*What is being asked*:
Exclude images, then output the remaining data verbatim.
......
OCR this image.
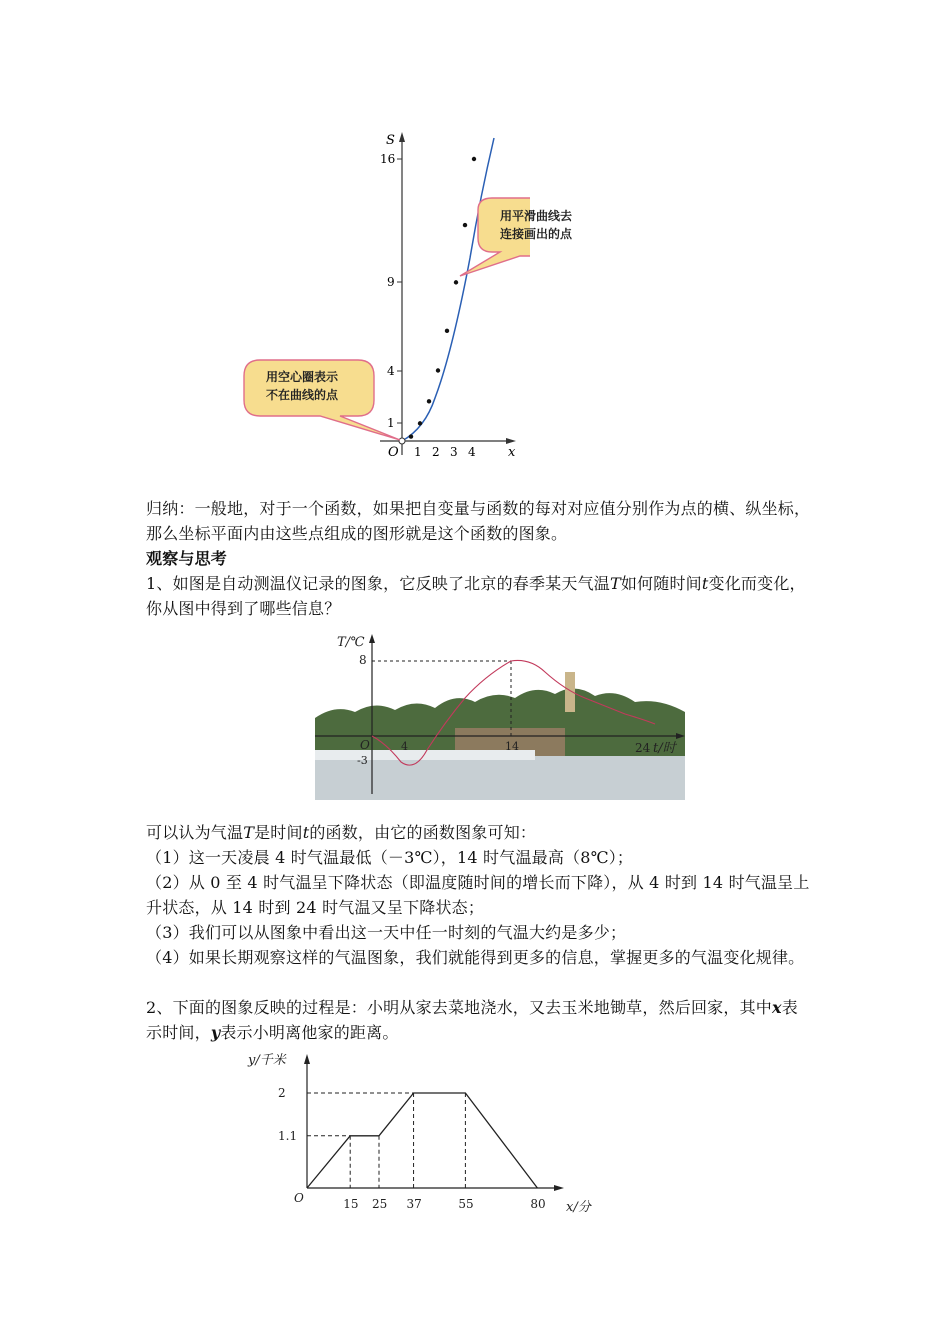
S
x
O
1
4
9
16
1 2 3 4
用平滑曲线去
连接画出的点
用空心圈表示
不在曲线的点

归纳：一般地，对于一个函数，如果把自变量与函数的每对对应值分别作为点的横、纵坐标，那么坐标平面内由这些点组成的图形就是这个函数的图象。

观察与思考

1、如图是自动测温仪记录的图象，它反映了北京的春季某天气温T如何随时间t变化而变化，你从图中得到了哪些信息？

T/℃
t/时
O
8
-3
4	14	24

可以认为气温T是时间t的函数，由它的函数图象可知：

（1）这一天凌晨 4 时气温最低（－3℃），14 时气温最高（8℃）；

（2）从 0 至 4 时气温呈下降状态（即温度随时间的增长而下降），从 4 时到 14 时气温呈上升状态，从 14 时到 24 时气温又呈下降状态；

（3）我们可以从图象中看出这一天中任一时刻的气温大约是多少；

（4）如果长期观察这样的气温图象，我们就能得到更多的信息，掌握更多的气温变化规律。

2、下面的图象反映的过程是：小明从家去菜地浇水，又去玉米地锄草，然后回家，其中x表示时间，y表示小明离他家的距离。

y/千米
x/分
O
1.1
2
15 25 37	55	80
......
*Completed exercise*:
OCR this image.
S
x
O
1
4
9
16
1 2 3 4
用平滑曲线去
连接画出的点
用空心圈表示
不在曲线的点

归纳：一般地，对于一个函数，如果把自变量与函数的每对对应值分别作为点的横、纵坐标，那么坐标平面内由这些点组成的图形就是这个函数的图象。

观察与思考

1、如图是自动测温仪记录的图象，它反映了北京的春季某天气温T如何随时间t变化而变化，你从图中得到了哪些信息？

T/℃
t/时
O
8
-3
4	14	24

可以认为气温T是时间t的函数，由它的函数图象可知：

（1）这一天凌晨 4 时气温最低（－3℃），14 时气温最高（8℃）；

（2）从 0 至 4 时气温呈下降状态（即温度随时间的增长而下降），从 4 时到 14 时气温呈上升状态，从 14 时到 24 时气温又呈下降状态；

（3）我们可以从图象中看出这一天中任一时刻的气温大约是多少；

（4）如果长期观察这样的气温图象，我们就能得到更多的信息，掌握更多的气温变化规律。

2、下面的图象反映的过程是：小明从家去菜地浇水，又去玉米地锄草，然后回家，其中x表示时间，y表示小明离他家的距离。

y/千米
x/分
O
1.1
2
15 25 37	55	80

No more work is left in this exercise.